TASK GOAL -
Gather the lines below that include the string "JSON", copying each in full.

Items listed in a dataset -
☆ ☆ ☆ ☆ ☆
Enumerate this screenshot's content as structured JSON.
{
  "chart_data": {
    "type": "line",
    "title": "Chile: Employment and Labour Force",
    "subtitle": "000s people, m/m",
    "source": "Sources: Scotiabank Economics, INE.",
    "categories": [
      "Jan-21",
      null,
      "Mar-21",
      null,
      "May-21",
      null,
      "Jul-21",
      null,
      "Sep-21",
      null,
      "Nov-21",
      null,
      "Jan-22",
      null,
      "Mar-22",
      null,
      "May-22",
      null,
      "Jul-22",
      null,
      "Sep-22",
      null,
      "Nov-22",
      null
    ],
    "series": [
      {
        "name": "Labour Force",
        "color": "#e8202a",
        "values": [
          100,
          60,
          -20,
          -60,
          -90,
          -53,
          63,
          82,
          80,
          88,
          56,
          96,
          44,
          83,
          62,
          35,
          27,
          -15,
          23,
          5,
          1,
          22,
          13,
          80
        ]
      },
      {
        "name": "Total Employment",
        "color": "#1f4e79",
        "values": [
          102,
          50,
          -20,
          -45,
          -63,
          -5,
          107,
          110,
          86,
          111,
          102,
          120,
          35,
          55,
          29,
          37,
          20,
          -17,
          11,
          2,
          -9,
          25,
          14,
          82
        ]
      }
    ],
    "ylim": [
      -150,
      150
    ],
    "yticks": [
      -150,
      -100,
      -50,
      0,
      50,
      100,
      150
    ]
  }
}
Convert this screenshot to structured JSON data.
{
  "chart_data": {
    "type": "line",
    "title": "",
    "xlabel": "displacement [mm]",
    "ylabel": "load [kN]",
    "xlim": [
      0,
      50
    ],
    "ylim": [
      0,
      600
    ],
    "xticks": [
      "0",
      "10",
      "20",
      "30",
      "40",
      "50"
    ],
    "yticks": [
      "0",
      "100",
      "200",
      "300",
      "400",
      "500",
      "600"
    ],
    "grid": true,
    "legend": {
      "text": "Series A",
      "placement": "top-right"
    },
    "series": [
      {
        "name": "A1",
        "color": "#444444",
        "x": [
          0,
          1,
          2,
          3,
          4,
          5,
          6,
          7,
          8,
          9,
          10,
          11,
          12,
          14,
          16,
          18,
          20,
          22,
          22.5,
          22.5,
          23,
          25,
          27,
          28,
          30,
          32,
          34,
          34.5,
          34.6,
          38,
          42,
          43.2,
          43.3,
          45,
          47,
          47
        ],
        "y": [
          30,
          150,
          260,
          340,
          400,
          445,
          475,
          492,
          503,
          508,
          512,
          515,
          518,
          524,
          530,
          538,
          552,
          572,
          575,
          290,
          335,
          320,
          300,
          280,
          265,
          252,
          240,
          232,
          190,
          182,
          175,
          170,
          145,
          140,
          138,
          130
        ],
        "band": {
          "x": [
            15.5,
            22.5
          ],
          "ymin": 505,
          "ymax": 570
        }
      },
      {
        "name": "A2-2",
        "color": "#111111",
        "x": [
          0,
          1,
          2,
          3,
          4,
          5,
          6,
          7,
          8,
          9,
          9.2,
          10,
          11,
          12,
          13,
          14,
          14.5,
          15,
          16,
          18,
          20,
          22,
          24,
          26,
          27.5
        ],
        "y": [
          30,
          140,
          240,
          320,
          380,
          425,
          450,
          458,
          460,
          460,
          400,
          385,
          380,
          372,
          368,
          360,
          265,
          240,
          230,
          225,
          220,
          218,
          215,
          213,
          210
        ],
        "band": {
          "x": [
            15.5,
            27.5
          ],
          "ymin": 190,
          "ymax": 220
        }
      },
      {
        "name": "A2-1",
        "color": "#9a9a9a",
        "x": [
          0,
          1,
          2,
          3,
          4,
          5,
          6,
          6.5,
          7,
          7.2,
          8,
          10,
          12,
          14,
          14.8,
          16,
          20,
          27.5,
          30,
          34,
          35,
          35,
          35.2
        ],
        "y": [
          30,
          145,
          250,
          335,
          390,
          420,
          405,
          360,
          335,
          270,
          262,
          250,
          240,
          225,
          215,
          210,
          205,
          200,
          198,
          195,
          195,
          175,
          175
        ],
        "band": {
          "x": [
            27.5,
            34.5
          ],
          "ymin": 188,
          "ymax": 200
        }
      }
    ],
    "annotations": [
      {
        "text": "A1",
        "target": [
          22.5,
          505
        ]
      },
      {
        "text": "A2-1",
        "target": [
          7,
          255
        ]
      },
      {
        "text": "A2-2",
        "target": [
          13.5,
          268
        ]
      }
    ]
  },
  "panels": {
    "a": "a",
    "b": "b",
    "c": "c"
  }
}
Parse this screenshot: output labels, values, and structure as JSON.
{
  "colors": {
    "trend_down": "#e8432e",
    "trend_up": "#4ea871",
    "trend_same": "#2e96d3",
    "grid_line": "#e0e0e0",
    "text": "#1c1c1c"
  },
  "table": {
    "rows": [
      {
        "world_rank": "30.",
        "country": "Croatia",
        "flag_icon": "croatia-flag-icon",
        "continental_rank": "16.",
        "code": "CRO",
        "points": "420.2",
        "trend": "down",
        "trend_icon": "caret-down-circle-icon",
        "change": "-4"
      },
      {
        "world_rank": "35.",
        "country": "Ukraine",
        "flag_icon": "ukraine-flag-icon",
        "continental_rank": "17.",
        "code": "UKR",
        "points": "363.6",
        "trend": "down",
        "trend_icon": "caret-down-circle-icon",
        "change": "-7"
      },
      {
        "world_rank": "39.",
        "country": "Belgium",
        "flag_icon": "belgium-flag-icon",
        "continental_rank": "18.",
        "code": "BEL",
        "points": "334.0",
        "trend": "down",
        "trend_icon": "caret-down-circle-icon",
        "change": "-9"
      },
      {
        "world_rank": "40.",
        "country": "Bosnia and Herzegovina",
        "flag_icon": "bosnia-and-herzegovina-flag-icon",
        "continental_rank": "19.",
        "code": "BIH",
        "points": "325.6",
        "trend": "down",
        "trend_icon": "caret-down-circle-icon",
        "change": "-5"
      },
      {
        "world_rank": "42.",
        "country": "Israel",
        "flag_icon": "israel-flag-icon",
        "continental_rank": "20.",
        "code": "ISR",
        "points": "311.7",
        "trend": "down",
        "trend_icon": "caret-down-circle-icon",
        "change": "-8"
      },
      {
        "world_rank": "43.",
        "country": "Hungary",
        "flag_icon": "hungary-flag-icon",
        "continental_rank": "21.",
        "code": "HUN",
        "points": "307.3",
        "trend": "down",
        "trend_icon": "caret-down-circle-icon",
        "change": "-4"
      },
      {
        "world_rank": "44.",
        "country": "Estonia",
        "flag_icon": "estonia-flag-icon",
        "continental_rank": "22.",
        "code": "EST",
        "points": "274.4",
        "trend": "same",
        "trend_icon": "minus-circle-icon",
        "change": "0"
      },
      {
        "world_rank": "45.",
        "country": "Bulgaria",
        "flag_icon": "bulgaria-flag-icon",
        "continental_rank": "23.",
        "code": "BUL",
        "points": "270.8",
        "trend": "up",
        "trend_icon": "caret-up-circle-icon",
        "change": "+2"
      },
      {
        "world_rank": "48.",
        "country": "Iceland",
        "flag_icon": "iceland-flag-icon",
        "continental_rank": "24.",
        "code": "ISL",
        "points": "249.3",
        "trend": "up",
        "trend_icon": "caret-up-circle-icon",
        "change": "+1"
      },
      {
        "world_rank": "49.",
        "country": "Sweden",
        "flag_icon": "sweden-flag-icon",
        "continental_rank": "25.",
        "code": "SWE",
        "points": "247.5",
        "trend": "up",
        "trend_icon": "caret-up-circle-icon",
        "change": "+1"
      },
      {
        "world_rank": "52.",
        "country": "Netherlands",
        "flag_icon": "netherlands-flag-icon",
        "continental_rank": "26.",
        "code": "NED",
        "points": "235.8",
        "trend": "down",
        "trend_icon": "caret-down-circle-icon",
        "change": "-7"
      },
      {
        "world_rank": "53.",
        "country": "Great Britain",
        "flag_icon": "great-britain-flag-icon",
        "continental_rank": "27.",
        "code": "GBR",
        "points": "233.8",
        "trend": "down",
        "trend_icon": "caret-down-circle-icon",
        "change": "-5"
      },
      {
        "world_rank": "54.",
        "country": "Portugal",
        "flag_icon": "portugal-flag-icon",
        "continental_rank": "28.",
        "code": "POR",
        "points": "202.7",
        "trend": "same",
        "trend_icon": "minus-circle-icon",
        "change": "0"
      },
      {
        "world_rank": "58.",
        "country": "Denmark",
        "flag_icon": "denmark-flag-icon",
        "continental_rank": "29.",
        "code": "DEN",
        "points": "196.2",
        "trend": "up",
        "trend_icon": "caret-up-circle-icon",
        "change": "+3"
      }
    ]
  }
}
☆ ☆ ☆ ☆ ☆
ANSWER TO THIS PROBLEM -
Enumerate this screenshot's content as structured JSON.
Convert this screenshot to structured JSON data.
Parse this screenshot: output labels, values, and structure as JSON.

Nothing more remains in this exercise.